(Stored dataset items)

______

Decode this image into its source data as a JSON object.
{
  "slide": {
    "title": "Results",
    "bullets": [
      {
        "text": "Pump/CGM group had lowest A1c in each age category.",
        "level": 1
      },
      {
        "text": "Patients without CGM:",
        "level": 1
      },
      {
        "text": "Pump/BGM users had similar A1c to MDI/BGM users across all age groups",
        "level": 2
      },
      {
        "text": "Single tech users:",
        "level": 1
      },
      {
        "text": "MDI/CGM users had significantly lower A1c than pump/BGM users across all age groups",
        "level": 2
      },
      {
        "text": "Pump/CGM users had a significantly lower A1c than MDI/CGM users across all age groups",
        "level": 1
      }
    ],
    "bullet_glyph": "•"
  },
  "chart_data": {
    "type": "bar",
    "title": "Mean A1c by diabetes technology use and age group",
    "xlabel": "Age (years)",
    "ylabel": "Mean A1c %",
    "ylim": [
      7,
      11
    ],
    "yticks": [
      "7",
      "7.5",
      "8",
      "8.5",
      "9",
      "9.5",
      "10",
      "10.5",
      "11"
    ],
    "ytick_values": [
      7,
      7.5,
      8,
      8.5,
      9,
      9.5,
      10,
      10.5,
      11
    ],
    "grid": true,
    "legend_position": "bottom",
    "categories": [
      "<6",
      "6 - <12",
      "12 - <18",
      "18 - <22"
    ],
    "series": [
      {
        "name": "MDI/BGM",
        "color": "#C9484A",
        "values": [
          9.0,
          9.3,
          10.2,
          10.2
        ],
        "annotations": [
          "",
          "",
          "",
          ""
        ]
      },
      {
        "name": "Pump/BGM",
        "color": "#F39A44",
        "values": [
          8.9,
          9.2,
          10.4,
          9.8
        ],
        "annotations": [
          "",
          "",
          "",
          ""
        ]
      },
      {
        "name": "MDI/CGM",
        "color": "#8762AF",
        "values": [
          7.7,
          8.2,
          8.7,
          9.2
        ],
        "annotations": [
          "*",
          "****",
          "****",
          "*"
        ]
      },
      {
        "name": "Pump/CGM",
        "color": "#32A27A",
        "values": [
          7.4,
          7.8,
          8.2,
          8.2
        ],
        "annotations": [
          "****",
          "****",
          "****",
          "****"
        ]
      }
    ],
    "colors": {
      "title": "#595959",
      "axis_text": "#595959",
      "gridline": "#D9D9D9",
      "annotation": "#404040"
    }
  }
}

______

» **The problem**
Could you write out all of the data again, exactly as given?

» **Written answer**
Decode this image into its source data as a JSON object.
{
  "slide": {
    "title": "Results",
    "bullets": [
      {
        "text": "Pump/CGM group had lowest A1c in each age category.",
        "level": 1
      },
      {
        "text": "Patients without CGM:",
        "level": 1
      },
      {
        "text": "Pump/BGM users had similar A1c to MDI/BGM users across all age groups",
        "level": 2
      },
      {
        "text": "Single tech users:",
        "level": 1
      },
      {
        "text": "MDI/CGM users had significantly lower A1c than pump/BGM users across all age groups",
        "level": 2
      },
      {
        "text": "Pump/CGM users had a significantly lower A1c than MDI/CGM users across all age groups",
        "level": 1
      }
    ],
    "bullet_glyph": "•"
  },
  "chart_data": {
    "type": "bar",
    "title": "Mean A1c by diabetes technology use and age group",
    "xlabel": "Age (years)",
    "ylabel": "Mean A1c %",
    "ylim": [
      7,
      11
    ],
    "yticks": [
      "7",
      "7.5",
      "8",
      "8.5",
      "9",
      "9.5",
      "10",
      "10.5",
      "11"
    ],
    "ytick_values": [
      7,
      7.5,
      8,
      8.5,
      9,
      9.5,
      10,
      10.5,
      11
    ],
    "grid": true,
    "legend_position": "bottom",
    "categories": [
      "<6",
      "6 - <12",
      "12 - <18",
      "18 - <22"
    ],
    "series": [
      {
        "name": "MDI/BGM",
        "color": "#C9484A",
        "values": [
          9.0,
          9.3,
          10.2,
          10.2
        ],
        "annotations": [
          "",
          "",
          "",
          ""
        ]
      },
      {
        "name": "Pump/BGM",
        "color": "#F39A44",
        "values": [
          8.9,
          9.2,
          10.4,
          9.8
        ],
        "annotations": [
          "",
          "",
          "",
          ""
        ]
      },
      {
        "name": "MDI/CGM",
        "color": "#8762AF",
        "values": [
          7.7,
          8.2,
          8.7,
          9.2
        ],
        "annotations": [
          "*",
          "****",
          "****",
          "*"
        ]
      },
      {
        "name": "Pump/CGM",
        "color": "#32A27A",
        "values": [
          7.4,
          7.8,
          8.2,
          8.2
        ],
        "annotations": [
          "****",
          "****",
          "****",
          "****"
        ]
      }
    ],
    "colors": {
      "title": "#595959",
      "axis_text": "#595959",
      "gridline": "#D9D9D9",
      "annotation": "#404040"
    }
  }
}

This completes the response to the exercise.